> Stored data
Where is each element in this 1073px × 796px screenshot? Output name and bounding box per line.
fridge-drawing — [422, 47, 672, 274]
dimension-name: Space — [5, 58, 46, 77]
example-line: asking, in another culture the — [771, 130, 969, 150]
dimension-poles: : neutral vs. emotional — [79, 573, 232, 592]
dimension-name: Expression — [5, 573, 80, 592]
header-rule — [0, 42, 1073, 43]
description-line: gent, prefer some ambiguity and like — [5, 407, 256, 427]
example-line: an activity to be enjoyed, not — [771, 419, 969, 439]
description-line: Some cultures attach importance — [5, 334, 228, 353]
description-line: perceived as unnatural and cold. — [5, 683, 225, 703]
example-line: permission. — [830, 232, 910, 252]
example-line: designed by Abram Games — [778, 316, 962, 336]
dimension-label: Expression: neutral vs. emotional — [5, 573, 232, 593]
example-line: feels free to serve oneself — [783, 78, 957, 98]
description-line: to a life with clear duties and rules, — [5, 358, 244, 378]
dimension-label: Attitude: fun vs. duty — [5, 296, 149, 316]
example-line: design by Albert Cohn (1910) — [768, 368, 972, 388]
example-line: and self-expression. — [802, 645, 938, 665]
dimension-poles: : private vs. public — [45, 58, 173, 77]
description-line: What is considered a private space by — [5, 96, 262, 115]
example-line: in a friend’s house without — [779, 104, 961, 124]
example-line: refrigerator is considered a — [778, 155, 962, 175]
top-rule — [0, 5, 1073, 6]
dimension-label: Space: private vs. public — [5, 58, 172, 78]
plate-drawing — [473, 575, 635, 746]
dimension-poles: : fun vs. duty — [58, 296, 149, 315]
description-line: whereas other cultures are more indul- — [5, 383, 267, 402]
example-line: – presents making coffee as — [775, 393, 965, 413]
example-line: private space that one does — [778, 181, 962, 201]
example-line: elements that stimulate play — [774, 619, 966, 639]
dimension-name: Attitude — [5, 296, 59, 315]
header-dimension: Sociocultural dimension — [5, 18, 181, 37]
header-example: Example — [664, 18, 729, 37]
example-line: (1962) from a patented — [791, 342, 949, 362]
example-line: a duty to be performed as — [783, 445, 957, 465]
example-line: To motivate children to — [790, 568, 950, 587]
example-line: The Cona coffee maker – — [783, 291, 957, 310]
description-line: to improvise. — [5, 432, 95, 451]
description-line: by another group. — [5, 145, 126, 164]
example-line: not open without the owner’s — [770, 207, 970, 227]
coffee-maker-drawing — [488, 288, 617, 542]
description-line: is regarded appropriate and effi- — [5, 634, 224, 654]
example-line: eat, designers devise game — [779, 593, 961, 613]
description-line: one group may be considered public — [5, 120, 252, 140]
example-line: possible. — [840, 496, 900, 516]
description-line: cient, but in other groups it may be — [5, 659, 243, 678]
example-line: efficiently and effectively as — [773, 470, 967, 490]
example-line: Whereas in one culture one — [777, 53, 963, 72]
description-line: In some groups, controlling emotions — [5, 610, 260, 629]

> Stated exercise
Print the records from the start through the line containing "example-line: feels free", reproducing each line exactly as it appears.

> Response
Where is each element in this 1073px × 796px screenshot? Output name and bounding box per line.
fridge-drawing — [422, 47, 672, 274]
dimension-name: Space — [5, 58, 46, 77]
example-line: asking, in another culture the — [771, 130, 969, 150]
dimension-poles: : neutral vs. emotional — [79, 573, 232, 592]
dimension-name: Expression — [5, 573, 80, 592]
header-rule — [0, 42, 1073, 43]
description-line: gent, prefer some ambiguity and like — [5, 407, 256, 427]
example-line: an activity to be enjoyed, not — [771, 419, 969, 439]
description-line: Some cultures attach importance — [5, 334, 228, 353]
description-line: perceived as unnatural and cold. — [5, 683, 225, 703]
example-line: permission. — [830, 232, 910, 252]
example-line: designed by Abram Games — [778, 316, 962, 336]
dimension-label: Expression: neutral vs. emotional — [5, 573, 232, 593]
example-line: feels free to serve oneself — [783, 78, 957, 98]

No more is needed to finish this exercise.